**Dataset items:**
————

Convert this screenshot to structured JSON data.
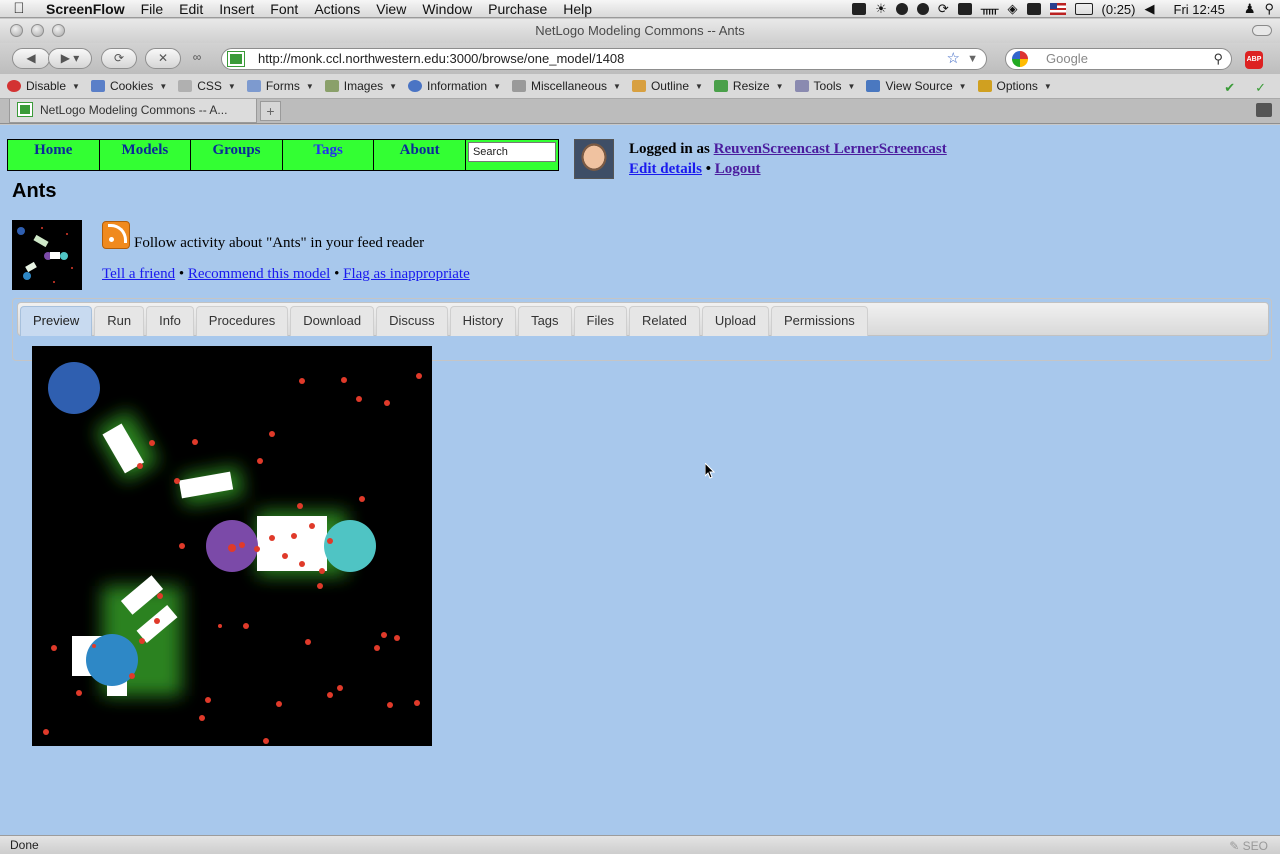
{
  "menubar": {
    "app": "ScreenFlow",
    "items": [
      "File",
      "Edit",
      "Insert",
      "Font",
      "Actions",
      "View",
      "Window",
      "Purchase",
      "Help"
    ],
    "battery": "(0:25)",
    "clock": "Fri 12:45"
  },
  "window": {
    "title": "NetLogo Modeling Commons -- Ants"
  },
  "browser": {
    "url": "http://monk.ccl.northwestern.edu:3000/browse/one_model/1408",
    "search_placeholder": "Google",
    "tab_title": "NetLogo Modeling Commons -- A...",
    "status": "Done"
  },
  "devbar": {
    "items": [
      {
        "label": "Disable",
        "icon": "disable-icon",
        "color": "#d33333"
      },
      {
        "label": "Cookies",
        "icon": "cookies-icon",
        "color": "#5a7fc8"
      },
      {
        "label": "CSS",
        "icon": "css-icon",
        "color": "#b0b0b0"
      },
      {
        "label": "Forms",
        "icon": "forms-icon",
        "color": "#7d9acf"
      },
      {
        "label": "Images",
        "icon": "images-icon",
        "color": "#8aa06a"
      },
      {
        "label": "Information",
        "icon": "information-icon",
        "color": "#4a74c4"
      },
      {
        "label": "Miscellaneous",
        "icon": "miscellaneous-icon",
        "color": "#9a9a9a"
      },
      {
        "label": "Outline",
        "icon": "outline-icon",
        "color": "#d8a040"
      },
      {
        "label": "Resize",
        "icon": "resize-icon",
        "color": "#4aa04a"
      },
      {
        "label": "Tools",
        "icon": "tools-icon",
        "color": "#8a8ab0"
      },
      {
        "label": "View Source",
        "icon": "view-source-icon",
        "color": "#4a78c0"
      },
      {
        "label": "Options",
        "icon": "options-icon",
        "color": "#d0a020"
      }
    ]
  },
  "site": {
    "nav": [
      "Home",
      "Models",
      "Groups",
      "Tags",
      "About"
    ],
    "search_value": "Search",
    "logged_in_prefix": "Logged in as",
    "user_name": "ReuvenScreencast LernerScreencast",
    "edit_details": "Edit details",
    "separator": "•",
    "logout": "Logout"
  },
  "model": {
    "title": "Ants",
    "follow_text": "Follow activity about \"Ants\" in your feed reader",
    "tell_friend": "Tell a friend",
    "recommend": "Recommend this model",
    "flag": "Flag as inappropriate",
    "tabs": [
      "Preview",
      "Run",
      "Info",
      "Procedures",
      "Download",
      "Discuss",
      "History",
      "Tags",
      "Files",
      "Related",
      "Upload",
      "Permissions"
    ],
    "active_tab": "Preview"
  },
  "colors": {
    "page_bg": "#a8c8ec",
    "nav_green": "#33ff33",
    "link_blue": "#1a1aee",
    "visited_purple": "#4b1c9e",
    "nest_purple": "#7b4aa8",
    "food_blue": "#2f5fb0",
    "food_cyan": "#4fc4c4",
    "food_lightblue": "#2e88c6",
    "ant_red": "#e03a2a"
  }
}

————

**Exercise requirements:**
Check each line of the records for the string "Commons" and state how many lines contain it. Give only the number.

**Exercise result:**
2